### Your objective
In your copy, repeat the records exactly and leave out the pictures.

-- Start Input --

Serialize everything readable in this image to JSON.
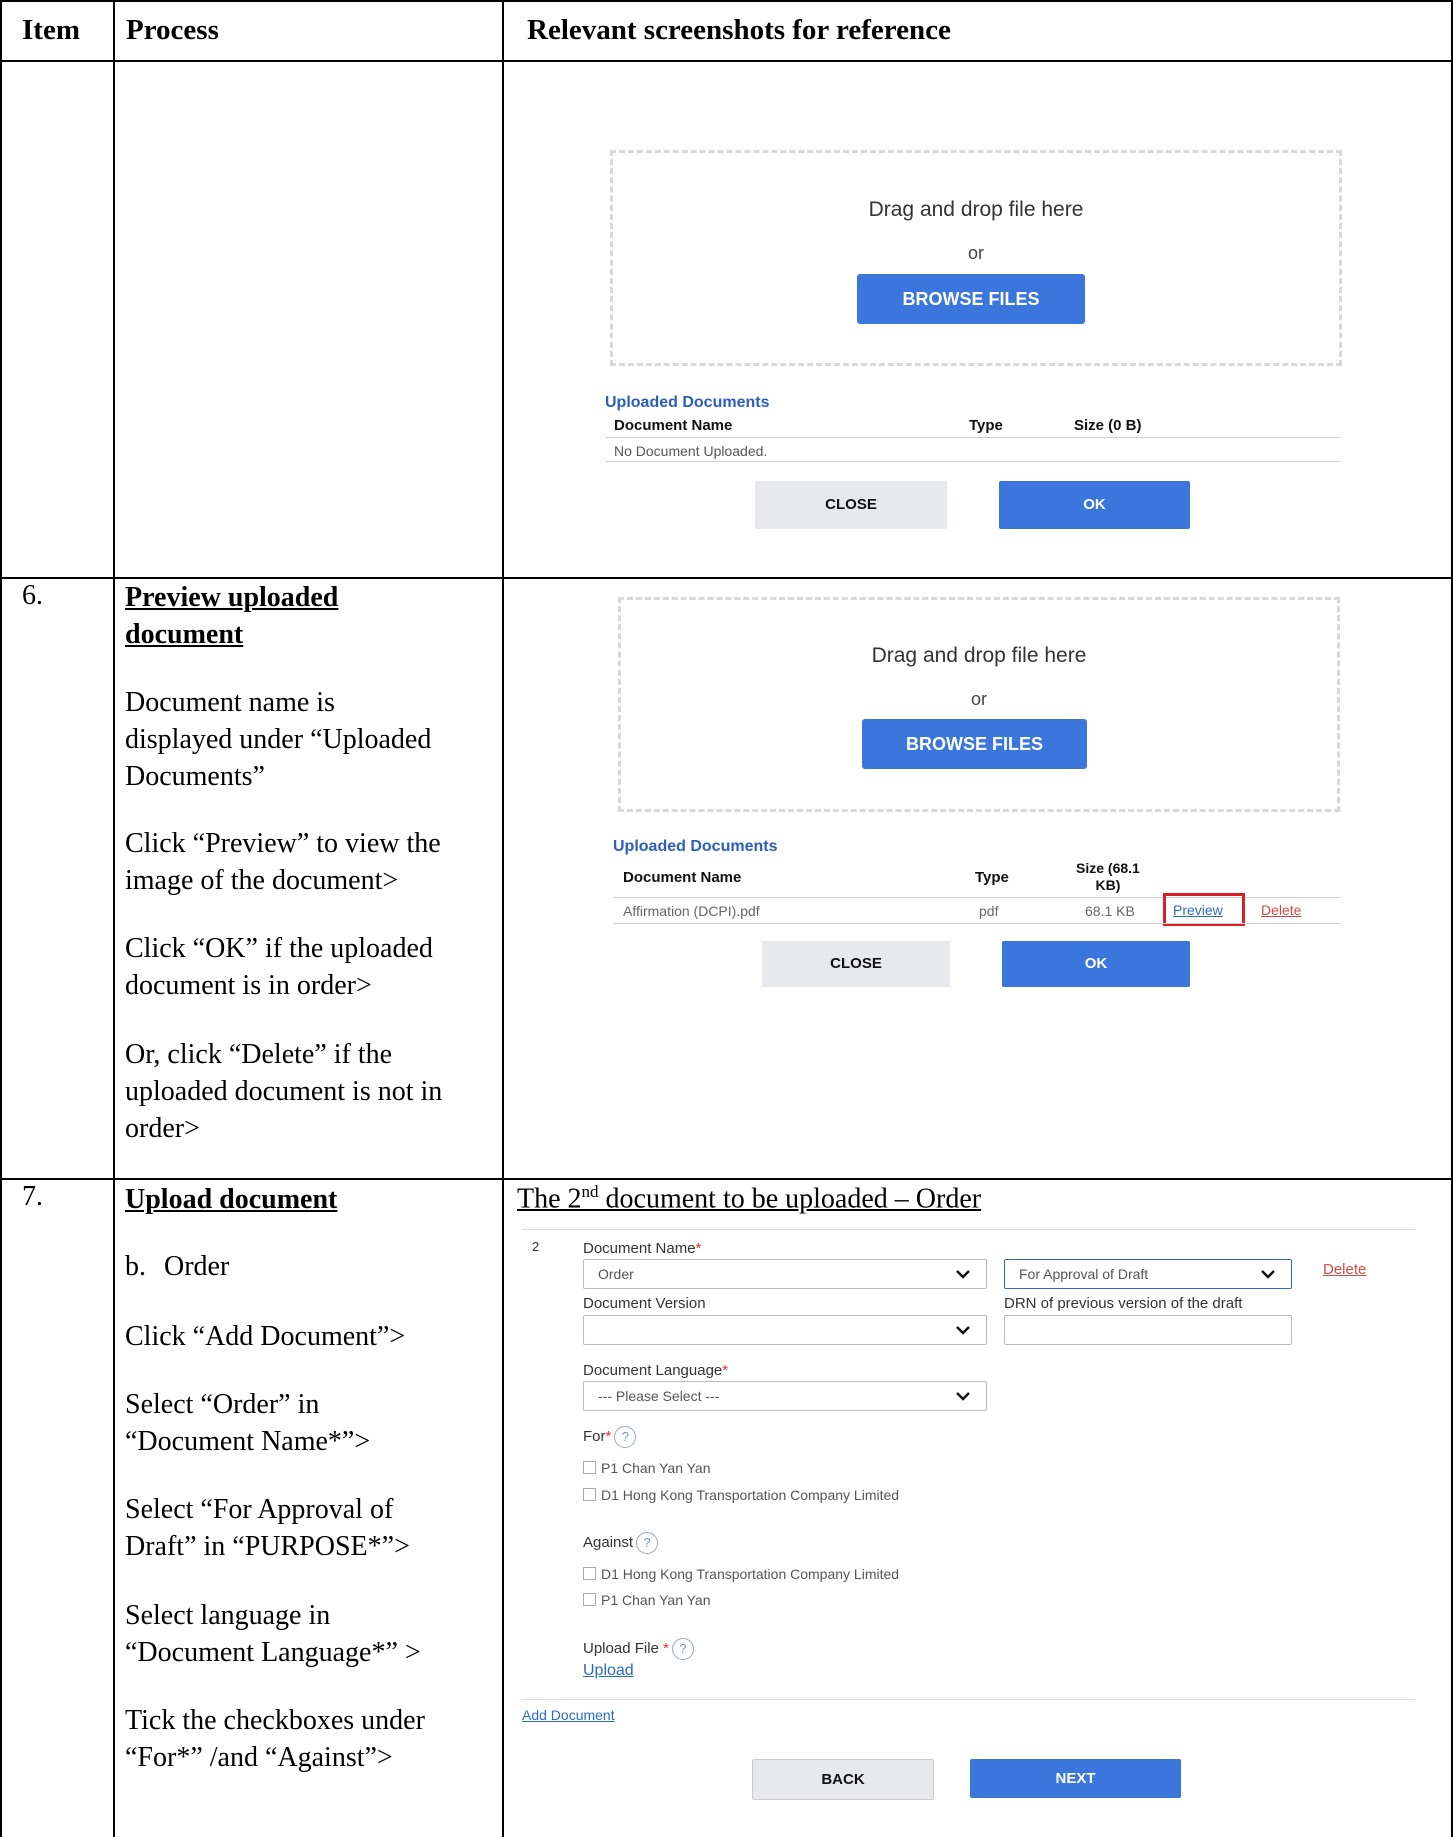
{
  "table": {
    "headers": {
      "item": "Item",
      "process": "Process",
      "screenshots": "Relevant screenshots for reference"
    }
  },
  "dropzone": {
    "drag_text": "Drag and drop file here",
    "or_text": "or",
    "browse_label": "BROWSE FILES"
  },
  "uploaded": {
    "title": "Uploaded Documents",
    "col_name": "Document Name",
    "col_type": "Type",
    "col_size_empty": "Size (0 B)",
    "col_size_line1": "Size (68.1",
    "col_size_line2": "KB)",
    "empty_text": "No Document Uploaded.",
    "row": {
      "name": "Affirmation (DCPI).pdf",
      "type": "pdf",
      "size": "68.1 KB",
      "preview": "Preview",
      "delete": "Delete"
    }
  },
  "dialog_buttons": {
    "close": "CLOSE",
    "ok": "OK"
  },
  "row6": {
    "number": "6.",
    "title_line1": "Preview uploaded",
    "title_line2": "document",
    "p1": [
      "Document name is",
      "displayed under “Uploaded",
      "Documents”"
    ],
    "p2": [
      "Click “Preview” to view the",
      "image of the document>"
    ],
    "p3": [
      "Click “OK” if the uploaded",
      "document is in order>"
    ],
    "p4": [
      "Or, click “Delete” if the",
      "uploaded document is not in",
      "order>"
    ]
  },
  "row7": {
    "number": "7.",
    "title": "Upload document",
    "sub_label": "b.",
    "sub_text": "Order",
    "steps": [
      [
        "Click “Add Document”>"
      ],
      [
        "Select “Order” in",
        "“Document Name*”>"
      ],
      [
        "Select “For Approval of",
        "Draft” in “PURPOSE*”>"
      ],
      [
        "Select language in",
        "“Document Language*” >"
      ],
      [
        "Tick the checkboxes under",
        "“For*” /and “Against”>"
      ]
    ],
    "caption_pre": "The 2",
    "caption_sup": "nd",
    "caption_post": " document to be uploaded – Order"
  },
  "form": {
    "index": "2",
    "doc_name_label": "Document Name",
    "req_mark": "*",
    "doc_name_value": "Order",
    "purpose_value": "For Approval of Draft",
    "delete_link": "Delete",
    "doc_version_label": "Document Version",
    "drn_label": "DRN of previous version of the draft",
    "doc_lang_label": "Document Language",
    "doc_lang_value": "--- Please Select ---",
    "for_label": "For",
    "help_glyph": "?",
    "for_options": [
      "P1 Chan Yan Yan",
      "D1 Hong Kong Transportation Company Limited"
    ],
    "against_label": "Against",
    "against_options": [
      "D1 Hong Kong Transportation Company Limited",
      "P1 Chan Yan Yan"
    ],
    "upload_file_label": "Upload File",
    "upload_link": "Upload",
    "add_document": "Add Document",
    "back": "BACK",
    "next": "NEXT"
  },
  "colors": {
    "primary": "#3a76dc",
    "danger": "#d24b4b",
    "highlight": "#d7202a"
  }
}
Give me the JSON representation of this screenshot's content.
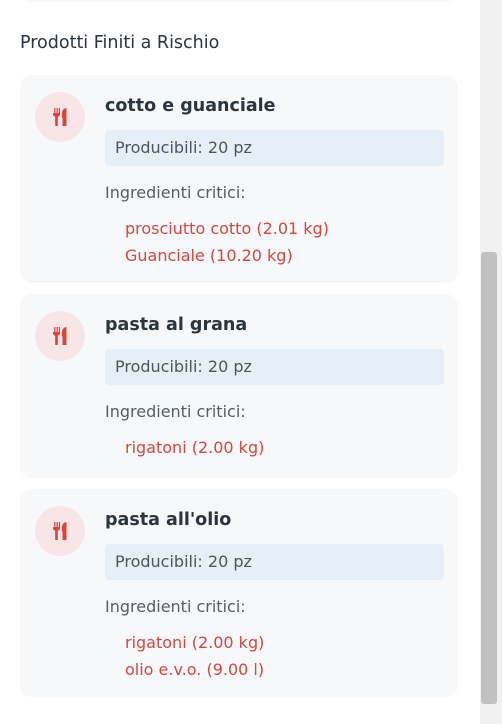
{
  "section_title": "Prodotti Finiti a Rischio",
  "icon_name": "utensils-icon",
  "accent_color": "#d9453c",
  "products": [
    {
      "name": "cotto e guanciale",
      "producible": "Producibili: 20 pz",
      "critical_label": "Ingredienti critici:",
      "ingredients": [
        "prosciutto cotto (2.01 kg)",
        "Guanciale (10.20 kg)"
      ]
    },
    {
      "name": "pasta al grana",
      "producible": "Producibili: 20 pz",
      "critical_label": "Ingredienti critici:",
      "ingredients": [
        "rigatoni (2.00 kg)"
      ]
    },
    {
      "name": "pasta all'olio",
      "producible": "Producibili: 20 pz",
      "critical_label": "Ingredienti critici:",
      "ingredients": [
        "rigatoni (2.00 kg)",
        "olio e.v.o. (9.00 l)"
      ]
    }
  ]
}
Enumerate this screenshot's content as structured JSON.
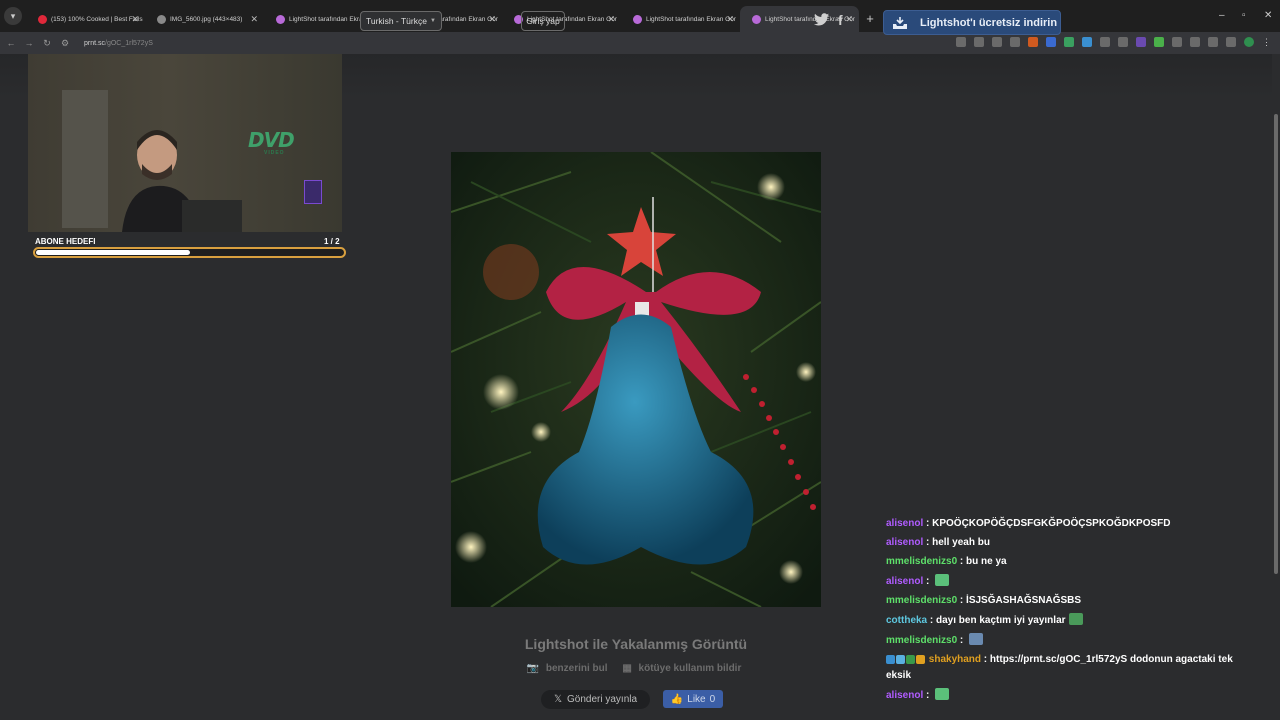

-- End Input --

### Response to the exercise
Serialize everything readable in this image to JSON.
{
  "table": {
    "headers": {
      "item": "Item",
      "process": "Process",
      "screenshots": "Relevant screenshots for reference"
    }
  },
  "dropzone": {
    "drag_text": "Drag and drop file here",
    "or_text": "or",
    "browse_label": "BROWSE FILES"
  },
  "uploaded": {
    "title": "Uploaded Documents",
    "col_name": "Document Name",
    "col_type": "Type",
    "col_size_empty": "Size (0 B)",
    "col_size_line1": "Size (68.1",
    "col_size_line2": "KB)",
    "empty_text": "No Document Uploaded.",
    "row": {
      "name": "Affirmation (DCPI).pdf",
      "type": "pdf",
      "size": "68.1 KB",
      "preview": "Preview",
      "delete": "Delete"
    }
  },
  "dialog_buttons": {
    "close": "CLOSE",
    "ok": "OK"
  },
  "row6": {
    "number": "6.",
    "title_line1": "Preview uploaded",
    "title_line2": "document",
    "p1": [
      "Document name is",
      "displayed under “Uploaded",
      "Documents”"
    ],
    "p2": [
      "Click “Preview” to view the",
      "image of the document>"
    ],
    "p3": [
      "Click “OK” if the uploaded",
      "document is in order>"
    ],
    "p4": [
      "Or, click “Delete” if the",
      "uploaded document is not in",
      "order>"
    ]
  },
  "row7": {
    "number": "7.",
    "title": "Upload document",
    "sub_label": "b.",
    "sub_text": "Order",
    "steps": [
      [
        "Click “Add Document”>"
      ],
      [
        "Select “Order” in",
        "“Document Name*”>"
      ],
      [
        "Select “For Approval of",
        "Draft” in “PURPOSE*”>"
      ],
      [
        "Select language in",
        "“Document Language*” >"
      ],
      [
        "Tick the checkboxes under",
        "“For*” /and “Against”>"
      ]
    ],
    "caption_pre": "The 2",
    "caption_sup": "nd",
    "caption_post": " document to be uploaded – Order"
  },
  "form": {
    "index": "2",
    "doc_name_label": "Document Name",
    "req_mark": "*",
    "doc_name_value": "Order",
    "purpose_value": "For Approval of Draft",
    "delete_link": "Delete",
    "doc_version_label": "Document Version",
    "drn_label": "DRN of previous version of the draft",
    "doc_lang_label": "Document Language",
    "doc_lang_value": "--- Please Select ---",
    "for_label": "For",
    "help_glyph": "?",
    "for_options": [
      "P1 Chan Yan Yan",
      "D1 Hong Kong Transportation Company Limited"
    ],
    "against_label": "Against",
    "against_options": [
      "D1 Hong Kong Transportation Company Limited",
      "P1 Chan Yan Yan"
    ],
    "upload_file_label": "Upload File",
    "upload_link": "Upload",
    "add_document": "Add Document",
    "back": "BACK",
    "next": "NEXT"
  },
  "colors": {
    "primary": "#3a76dc",
    "danger": "#d24b4b",
    "highlight": "#d7202a"
  }
}
Give me the JSON representation of this screenshot's content.
{
  "section_title": "Prodotti Finiti a Rischio",
  "icon_name": "utensils-icon",
  "accent_color": "#d9453c",
  "products": [
    {
      "name": "cotto e guanciale",
      "producible": "Producibili: 20 pz",
      "critical_label": "Ingredienti critici:",
      "ingredients": [
        "prosciutto cotto (2.01 kg)",
        "Guanciale (10.20 kg)"
      ]
    },
    {
      "name": "pasta al grana",
      "producible": "Producibili: 20 pz",
      "critical_label": "Ingredienti critici:",
      "ingredients": [
        "rigatoni (2.00 kg)"
      ]
    },
    {
      "name": "pasta all'olio",
      "producible": "Producibili: 20 pz",
      "critical_label": "Ingredienti critici:",
      "ingredients": [
        "rigatoni (2.00 kg)",
        "olio e.v.o. (9.00 l)"
      ]
    }
  ]
}
Enumerate this screenshot's content as structured JSON.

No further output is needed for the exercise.